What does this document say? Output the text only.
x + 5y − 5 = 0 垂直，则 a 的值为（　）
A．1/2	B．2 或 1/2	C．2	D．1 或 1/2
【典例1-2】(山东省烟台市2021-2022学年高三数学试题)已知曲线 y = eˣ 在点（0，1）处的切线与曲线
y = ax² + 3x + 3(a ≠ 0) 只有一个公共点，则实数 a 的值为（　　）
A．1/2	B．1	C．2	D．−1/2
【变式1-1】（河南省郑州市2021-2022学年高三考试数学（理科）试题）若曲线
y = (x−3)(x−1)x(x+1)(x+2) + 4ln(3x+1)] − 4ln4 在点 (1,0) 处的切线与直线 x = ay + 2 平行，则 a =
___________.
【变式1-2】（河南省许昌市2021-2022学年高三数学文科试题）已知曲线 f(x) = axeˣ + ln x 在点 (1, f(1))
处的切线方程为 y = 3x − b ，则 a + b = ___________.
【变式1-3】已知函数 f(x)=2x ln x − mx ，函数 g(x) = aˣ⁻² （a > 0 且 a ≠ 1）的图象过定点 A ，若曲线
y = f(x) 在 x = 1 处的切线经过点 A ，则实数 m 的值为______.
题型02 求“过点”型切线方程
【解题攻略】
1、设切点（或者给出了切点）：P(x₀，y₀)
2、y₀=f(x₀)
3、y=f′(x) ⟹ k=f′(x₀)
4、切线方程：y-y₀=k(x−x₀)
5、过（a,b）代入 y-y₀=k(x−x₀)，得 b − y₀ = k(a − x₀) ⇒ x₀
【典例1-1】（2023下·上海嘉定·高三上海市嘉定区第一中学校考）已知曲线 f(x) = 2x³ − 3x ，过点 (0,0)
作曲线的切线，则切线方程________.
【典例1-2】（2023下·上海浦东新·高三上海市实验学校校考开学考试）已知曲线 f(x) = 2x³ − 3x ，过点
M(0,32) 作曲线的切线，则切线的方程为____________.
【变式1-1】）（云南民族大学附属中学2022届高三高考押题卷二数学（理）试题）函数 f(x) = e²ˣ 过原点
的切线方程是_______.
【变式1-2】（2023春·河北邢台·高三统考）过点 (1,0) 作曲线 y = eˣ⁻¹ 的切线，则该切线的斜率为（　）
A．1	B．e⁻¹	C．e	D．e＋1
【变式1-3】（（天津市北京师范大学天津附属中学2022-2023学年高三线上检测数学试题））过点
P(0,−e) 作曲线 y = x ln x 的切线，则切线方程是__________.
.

* * *

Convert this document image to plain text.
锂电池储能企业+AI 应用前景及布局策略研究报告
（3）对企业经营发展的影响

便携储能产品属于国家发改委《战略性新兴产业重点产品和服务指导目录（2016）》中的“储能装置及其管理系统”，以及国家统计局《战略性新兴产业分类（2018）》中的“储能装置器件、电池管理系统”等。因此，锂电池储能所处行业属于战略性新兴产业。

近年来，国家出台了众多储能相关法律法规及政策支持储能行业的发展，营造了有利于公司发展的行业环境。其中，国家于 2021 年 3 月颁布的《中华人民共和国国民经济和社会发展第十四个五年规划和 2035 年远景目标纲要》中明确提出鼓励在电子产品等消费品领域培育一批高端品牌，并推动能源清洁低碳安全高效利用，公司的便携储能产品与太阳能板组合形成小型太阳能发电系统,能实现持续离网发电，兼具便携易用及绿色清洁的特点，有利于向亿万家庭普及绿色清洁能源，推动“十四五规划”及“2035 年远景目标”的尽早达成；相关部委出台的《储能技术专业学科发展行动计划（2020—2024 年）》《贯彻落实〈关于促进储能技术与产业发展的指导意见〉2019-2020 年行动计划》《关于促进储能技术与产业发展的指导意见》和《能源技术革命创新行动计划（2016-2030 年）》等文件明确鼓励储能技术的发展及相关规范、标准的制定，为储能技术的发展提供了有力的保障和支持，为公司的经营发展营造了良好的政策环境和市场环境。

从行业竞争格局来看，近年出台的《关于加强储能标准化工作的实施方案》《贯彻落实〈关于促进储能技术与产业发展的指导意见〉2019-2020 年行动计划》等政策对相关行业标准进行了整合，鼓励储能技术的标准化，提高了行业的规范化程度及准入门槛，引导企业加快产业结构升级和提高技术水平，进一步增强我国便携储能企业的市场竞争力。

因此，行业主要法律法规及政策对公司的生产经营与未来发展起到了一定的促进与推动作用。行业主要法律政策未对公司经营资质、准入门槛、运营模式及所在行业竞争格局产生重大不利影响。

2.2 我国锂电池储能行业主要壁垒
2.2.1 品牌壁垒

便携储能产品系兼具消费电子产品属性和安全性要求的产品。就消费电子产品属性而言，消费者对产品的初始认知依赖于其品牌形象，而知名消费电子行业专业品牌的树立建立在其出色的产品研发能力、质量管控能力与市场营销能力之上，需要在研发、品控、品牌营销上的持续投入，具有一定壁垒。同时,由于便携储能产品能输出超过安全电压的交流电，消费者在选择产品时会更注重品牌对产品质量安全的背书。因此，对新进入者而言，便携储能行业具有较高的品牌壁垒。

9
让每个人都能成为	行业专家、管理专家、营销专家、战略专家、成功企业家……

→ **Exercise details**
Show the lines of the records that contain the word "text".

→ **Exercise response**
What does this document say? Output the text only.
Convert this document image to plain text.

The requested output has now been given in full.